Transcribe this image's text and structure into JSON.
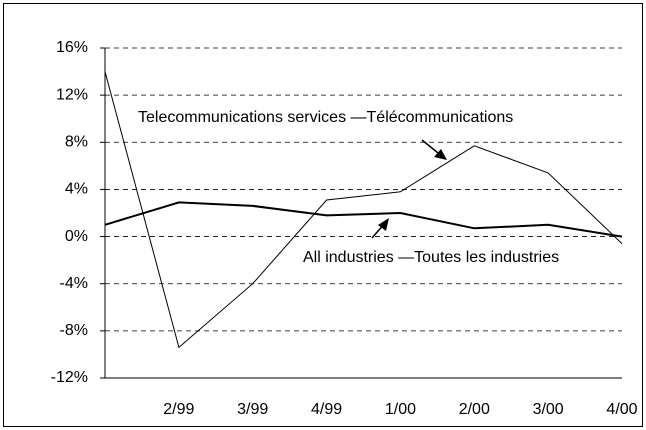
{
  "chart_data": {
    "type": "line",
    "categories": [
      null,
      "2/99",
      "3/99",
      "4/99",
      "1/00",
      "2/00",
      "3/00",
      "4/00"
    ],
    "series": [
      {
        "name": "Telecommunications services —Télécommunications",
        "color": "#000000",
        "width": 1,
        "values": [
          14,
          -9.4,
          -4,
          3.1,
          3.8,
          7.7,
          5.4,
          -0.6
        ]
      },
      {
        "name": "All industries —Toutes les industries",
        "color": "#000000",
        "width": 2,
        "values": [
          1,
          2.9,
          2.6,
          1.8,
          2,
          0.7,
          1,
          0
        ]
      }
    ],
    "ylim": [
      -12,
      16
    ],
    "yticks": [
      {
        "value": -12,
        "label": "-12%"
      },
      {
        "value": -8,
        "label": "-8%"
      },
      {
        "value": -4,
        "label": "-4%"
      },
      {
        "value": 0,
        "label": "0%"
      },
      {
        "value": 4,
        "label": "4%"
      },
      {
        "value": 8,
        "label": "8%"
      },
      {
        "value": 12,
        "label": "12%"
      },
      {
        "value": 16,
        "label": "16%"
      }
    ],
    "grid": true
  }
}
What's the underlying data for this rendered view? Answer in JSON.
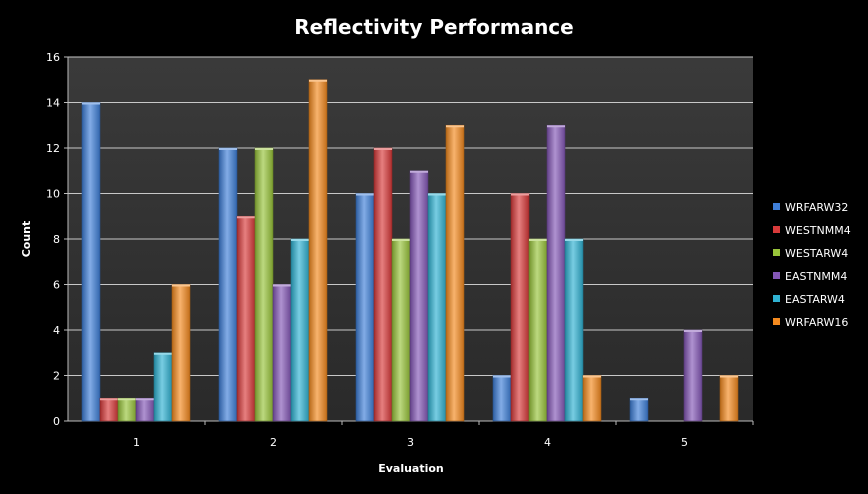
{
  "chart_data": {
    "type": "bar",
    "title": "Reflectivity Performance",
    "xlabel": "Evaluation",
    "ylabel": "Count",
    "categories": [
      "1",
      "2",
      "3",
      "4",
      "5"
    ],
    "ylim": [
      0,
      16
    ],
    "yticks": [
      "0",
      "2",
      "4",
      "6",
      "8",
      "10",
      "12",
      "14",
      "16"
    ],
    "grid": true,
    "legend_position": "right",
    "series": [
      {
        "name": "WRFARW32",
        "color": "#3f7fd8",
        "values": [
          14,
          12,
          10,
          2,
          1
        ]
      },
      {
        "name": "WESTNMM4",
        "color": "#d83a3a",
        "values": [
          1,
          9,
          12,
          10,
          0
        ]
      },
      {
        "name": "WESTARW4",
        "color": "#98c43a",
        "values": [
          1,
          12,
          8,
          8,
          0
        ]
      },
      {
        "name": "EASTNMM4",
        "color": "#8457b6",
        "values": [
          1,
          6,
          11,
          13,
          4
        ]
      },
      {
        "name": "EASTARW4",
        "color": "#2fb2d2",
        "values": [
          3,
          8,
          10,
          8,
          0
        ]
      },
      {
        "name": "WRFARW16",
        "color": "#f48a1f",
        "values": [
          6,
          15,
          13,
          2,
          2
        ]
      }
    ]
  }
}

-------------------------

* WRITTEN TASK:
Working from the material above, state how many lines contain "name"; give only the number.

* ANSWER TO THE PROBLEM:
8